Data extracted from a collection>
----------

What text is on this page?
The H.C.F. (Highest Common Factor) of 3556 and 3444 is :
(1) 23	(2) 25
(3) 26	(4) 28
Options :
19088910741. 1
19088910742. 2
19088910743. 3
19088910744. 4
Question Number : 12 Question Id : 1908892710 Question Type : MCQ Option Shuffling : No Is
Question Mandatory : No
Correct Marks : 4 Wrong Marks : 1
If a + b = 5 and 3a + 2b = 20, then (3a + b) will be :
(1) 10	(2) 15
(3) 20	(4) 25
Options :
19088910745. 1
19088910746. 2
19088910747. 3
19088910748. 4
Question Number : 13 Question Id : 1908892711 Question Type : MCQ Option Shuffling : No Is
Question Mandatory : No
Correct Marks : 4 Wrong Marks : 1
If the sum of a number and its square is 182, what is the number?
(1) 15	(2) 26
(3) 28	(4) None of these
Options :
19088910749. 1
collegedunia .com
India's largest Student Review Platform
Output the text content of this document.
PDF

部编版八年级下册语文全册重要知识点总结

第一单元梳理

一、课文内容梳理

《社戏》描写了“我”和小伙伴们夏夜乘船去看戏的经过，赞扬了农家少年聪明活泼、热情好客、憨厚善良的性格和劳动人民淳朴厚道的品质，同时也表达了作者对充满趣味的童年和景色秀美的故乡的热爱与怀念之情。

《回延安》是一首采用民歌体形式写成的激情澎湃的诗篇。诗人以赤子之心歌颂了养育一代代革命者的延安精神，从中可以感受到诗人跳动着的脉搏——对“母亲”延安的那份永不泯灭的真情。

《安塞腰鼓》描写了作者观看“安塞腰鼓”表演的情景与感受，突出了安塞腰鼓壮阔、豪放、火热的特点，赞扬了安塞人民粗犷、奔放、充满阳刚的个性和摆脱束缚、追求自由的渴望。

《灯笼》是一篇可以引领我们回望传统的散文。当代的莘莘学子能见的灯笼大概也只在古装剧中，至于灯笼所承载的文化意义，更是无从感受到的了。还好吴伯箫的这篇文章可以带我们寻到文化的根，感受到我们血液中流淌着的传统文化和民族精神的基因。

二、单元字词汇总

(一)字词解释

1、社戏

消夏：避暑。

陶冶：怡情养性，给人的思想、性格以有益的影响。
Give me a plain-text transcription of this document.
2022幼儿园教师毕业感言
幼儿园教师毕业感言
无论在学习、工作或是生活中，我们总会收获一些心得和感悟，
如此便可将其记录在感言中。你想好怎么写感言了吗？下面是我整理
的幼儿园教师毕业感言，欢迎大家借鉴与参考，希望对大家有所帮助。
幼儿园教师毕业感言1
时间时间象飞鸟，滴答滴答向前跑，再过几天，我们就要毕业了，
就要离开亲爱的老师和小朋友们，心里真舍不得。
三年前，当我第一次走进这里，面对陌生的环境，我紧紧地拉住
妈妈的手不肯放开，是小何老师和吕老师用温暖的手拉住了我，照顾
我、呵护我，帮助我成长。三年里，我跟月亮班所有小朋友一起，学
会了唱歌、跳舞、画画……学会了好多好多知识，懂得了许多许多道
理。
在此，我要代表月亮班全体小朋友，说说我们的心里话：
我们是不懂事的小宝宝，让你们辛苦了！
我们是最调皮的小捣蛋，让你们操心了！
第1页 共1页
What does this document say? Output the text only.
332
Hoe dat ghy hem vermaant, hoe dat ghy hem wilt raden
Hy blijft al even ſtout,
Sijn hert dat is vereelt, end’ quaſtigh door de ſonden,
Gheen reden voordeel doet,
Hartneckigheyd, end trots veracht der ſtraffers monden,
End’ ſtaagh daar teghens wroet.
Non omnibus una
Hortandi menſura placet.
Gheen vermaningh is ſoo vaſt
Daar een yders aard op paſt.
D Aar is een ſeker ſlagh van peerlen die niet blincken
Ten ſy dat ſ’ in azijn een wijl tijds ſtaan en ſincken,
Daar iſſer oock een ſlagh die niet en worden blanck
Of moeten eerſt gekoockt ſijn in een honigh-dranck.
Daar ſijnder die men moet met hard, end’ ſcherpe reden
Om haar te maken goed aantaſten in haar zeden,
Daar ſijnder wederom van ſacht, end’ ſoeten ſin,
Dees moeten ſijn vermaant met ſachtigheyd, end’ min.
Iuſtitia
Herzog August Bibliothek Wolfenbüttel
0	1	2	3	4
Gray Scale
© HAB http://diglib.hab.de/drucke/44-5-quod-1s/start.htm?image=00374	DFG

----------

Write the listing out again, exactly as shown above.

What text is on this page?
The H.C.F. (Highest Common Factor) of 3556 and 3444 is :
(1) 23	(2) 25
(3) 26	(4) 28
Options :
19088910741. 1
19088910742. 2
19088910743. 3
19088910744. 4
Question Number : 12 Question Id : 1908892710 Question Type : MCQ Option Shuffling : No Is
Question Mandatory : No
Correct Marks : 4 Wrong Marks : 1
If a + b = 5 and 3a + 2b = 20, then (3a + b) will be :
(1) 10	(2) 15
(3) 20	(4) 25
Options :
19088910745. 1
19088910746. 2
19088910747. 3
19088910748. 4
Question Number : 13 Question Id : 1908892711 Question Type : MCQ Option Shuffling : No Is
Question Mandatory : No
Correct Marks : 4 Wrong Marks : 1
If the sum of a number and its square is 182, what is the number?
(1) 15	(2) 26
(3) 28	(4) None of these
Options :
19088910749. 1
collegedunia .com
India's largest Student Review Platform
Output the text content of this document.
PDF

部编版八年级下册语文全册重要知识点总结

第一单元梳理

一、课文内容梳理

《社戏》描写了“我”和小伙伴们夏夜乘船去看戏的经过，赞扬了农家少年聪明活泼、热情好客、憨厚善良的性格和劳动人民淳朴厚道的品质，同时也表达了作者对充满趣味的童年和景色秀美的故乡的热爱与怀念之情。

《回延安》是一首采用民歌体形式写成的激情澎湃的诗篇。诗人以赤子之心歌颂了养育一代代革命者的延安精神，从中可以感受到诗人跳动着的脉搏——对“母亲”延安的那份永不泯灭的真情。

《安塞腰鼓》描写了作者观看“安塞腰鼓”表演的情景与感受，突出了安塞腰鼓壮阔、豪放、火热的特点，赞扬了安塞人民粗犷、奔放、充满阳刚的个性和摆脱束缚、追求自由的渴望。

《灯笼》是一篇可以引领我们回望传统的散文。当代的莘莘学子能见的灯笼大概也只在古装剧中，至于灯笼所承载的文化意义，更是无从感受到的了。还好吴伯箫的这篇文章可以带我们寻到文化的根，感受到我们血液中流淌着的传统文化和民族精神的基因。

二、单元字词汇总

(一)字词解释

1、社戏

消夏：避暑。

陶冶：怡情养性，给人的思想、性格以有益的影响。
Give me a plain-text transcription of this document.
2022幼儿园教师毕业感言
幼儿园教师毕业感言
无论在学习、工作或是生活中，我们总会收获一些心得和感悟，
如此便可将其记录在感言中。你想好怎么写感言了吗？下面是我整理
的幼儿园教师毕业感言，欢迎大家借鉴与参考，希望对大家有所帮助。
幼儿园教师毕业感言1
时间时间象飞鸟，滴答滴答向前跑，再过几天，我们就要毕业了，
就要离开亲爱的老师和小朋友们，心里真舍不得。
三年前，当我第一次走进这里，面对陌生的环境，我紧紧地拉住
妈妈的手不肯放开，是小何老师和吕老师用温暖的手拉住了我，照顾
我、呵护我，帮助我成长。三年里，我跟月亮班所有小朋友一起，学
会了唱歌、跳舞、画画……学会了好多好多知识，懂得了许多许多道
理。
在此，我要代表月亮班全体小朋友，说说我们的心里话：
我们是不懂事的小宝宝，让你们辛苦了！
我们是最调皮的小捣蛋，让你们操心了！
第1页 共1页
What does this document say? Output the text only.
332
Hoe dat ghy hem vermaant, hoe dat ghy hem wilt raden
Hy blijft al even ſtout,
Sijn hert dat is vereelt, end’ quaſtigh door de ſonden,
Gheen reden voordeel doet,
Hartneckigheyd, end trots veracht der ſtraffers monden,
End’ ſtaagh daar teghens wroet.
Non omnibus una
Hortandi menſura placet.
Gheen vermaningh is ſoo vaſt
Daar een yders aard op paſt.
D Aar is een ſeker ſlagh van peerlen die niet blincken
Ten ſy dat ſ’ in azijn een wijl tijds ſtaan en ſincken,
Daar iſſer oock een ſlagh die niet en worden blanck
Of moeten eerſt gekoockt ſijn in een honigh-dranck.
Daar ſijnder die men moet met hard, end’ ſcherpe reden
Om haar te maken goed aantaſten in haar zeden,
Daar ſijnder wederom van ſacht, end’ ſoeten ſin,
Dees moeten ſijn vermaant met ſachtigheyd, end’ min.
Iuſtitia
Herzog August Bibliothek Wolfenbüttel
0	1	2	3	4
Gray Scale
© HAB http://diglib.hab.de/drucke/44-5-quod-1s/start.htm?image=00374	DFG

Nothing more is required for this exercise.